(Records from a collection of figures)
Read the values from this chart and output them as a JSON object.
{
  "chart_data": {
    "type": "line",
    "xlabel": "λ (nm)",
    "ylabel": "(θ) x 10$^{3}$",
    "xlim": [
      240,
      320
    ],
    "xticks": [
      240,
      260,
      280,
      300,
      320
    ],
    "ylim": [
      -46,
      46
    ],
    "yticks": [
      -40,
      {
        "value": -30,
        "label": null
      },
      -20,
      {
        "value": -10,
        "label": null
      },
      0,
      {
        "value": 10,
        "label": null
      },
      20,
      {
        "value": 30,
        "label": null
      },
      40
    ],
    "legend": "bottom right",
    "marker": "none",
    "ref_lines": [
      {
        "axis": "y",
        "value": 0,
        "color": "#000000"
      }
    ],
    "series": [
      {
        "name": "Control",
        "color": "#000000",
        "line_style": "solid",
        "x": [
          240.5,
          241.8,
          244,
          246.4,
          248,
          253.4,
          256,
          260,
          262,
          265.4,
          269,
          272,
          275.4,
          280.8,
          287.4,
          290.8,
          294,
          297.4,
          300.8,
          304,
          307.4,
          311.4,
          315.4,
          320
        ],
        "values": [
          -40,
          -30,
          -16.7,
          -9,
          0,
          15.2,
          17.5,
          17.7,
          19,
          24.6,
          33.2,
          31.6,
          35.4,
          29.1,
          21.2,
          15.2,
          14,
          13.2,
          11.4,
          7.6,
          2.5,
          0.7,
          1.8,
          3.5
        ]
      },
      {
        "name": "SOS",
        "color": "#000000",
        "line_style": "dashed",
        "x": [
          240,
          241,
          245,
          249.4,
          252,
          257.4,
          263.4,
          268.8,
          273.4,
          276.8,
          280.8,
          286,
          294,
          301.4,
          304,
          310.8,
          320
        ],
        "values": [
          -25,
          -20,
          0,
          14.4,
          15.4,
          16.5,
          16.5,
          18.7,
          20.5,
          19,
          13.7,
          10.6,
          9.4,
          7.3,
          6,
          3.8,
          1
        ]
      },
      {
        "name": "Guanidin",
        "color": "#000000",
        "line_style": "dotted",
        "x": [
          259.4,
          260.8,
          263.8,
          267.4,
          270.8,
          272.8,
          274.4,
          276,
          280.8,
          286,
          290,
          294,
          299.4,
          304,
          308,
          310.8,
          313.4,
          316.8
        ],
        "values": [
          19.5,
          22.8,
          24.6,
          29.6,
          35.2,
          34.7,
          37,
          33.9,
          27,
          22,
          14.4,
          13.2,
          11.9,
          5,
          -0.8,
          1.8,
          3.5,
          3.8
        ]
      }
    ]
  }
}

§ **Work required**: Output all of the data again, exactly.

§ **Response to the exercise**:
Read the values from this chart and output them as a JSON object.
{
  "chart_data": {
    "type": "line",
    "xlabel": "λ (nm)",
    "ylabel": "(θ) x 10$^{3}$",
    "xlim": [
      240,
      320
    ],
    "xticks": [
      240,
      260,
      280,
      300,
      320
    ],
    "ylim": [
      -46,
      46
    ],
    "yticks": [
      -40,
      {
        "value": -30,
        "label": null
      },
      -20,
      {
        "value": -10,
        "label": null
      },
      0,
      {
        "value": 10,
        "label": null
      },
      20,
      {
        "value": 30,
        "label": null
      },
      40
    ],
    "legend": "bottom right",
    "marker": "none",
    "ref_lines": [
      {
        "axis": "y",
        "value": 0,
        "color": "#000000"
      }
    ],
    "series": [
      {
        "name": "Control",
        "color": "#000000",
        "line_style": "solid",
        "x": [
          240.5,
          241.8,
          244,
          246.4,
          248,
          253.4,
          256,
          260,
          262,
          265.4,
          269,
          272,
          275.4,
          280.8,
          287.4,
          290.8,
          294,
          297.4,
          300.8,
          304,
          307.4,
          311.4,
          315.4,
          320
        ],
        "values": [
          -40,
          -30,
          -16.7,
          -9,
          0,
          15.2,
          17.5,
          17.7,
          19,
          24.6,
          33.2,
          31.6,
          35.4,
          29.1,
          21.2,
          15.2,
          14,
          13.2,
          11.4,
          7.6,
          2.5,
          0.7,
          1.8,
          3.5
        ]
      },
      {
        "name": "SOS",
        "color": "#000000",
        "line_style": "dashed",
        "x": [
          240,
          241,
          245,
          249.4,
          252,
          257.4,
          263.4,
          268.8,
          273.4,
          276.8,
          280.8,
          286,
          294,
          301.4,
          304,
          310.8,
          320
        ],
        "values": [
          -25,
          -20,
          0,
          14.4,
          15.4,
          16.5,
          16.5,
          18.7,
          20.5,
          19,
          13.7,
          10.6,
          9.4,
          7.3,
          6,
          3.8,
          1
        ]
      },
      {
        "name": "Guanidin",
        "color": "#000000",
        "line_style": "dotted",
        "x": [
          259.4,
          260.8,
          263.8,
          267.4,
          270.8,
          272.8,
          274.4,
          276,
          280.8,
          286,
          290,
          294,
          299.4,
          304,
          308,
          310.8,
          313.4,
          316.8
        ],
        "values": [
          19.5,
          22.8,
          24.6,
          29.6,
          35.2,
          34.7,
          37,
          33.9,
          27,
          22,
          14.4,
          13.2,
          11.9,
          5,
          -0.8,
          1.8,
          3.5,
          3.8
        ]
      }
    ]
  }
}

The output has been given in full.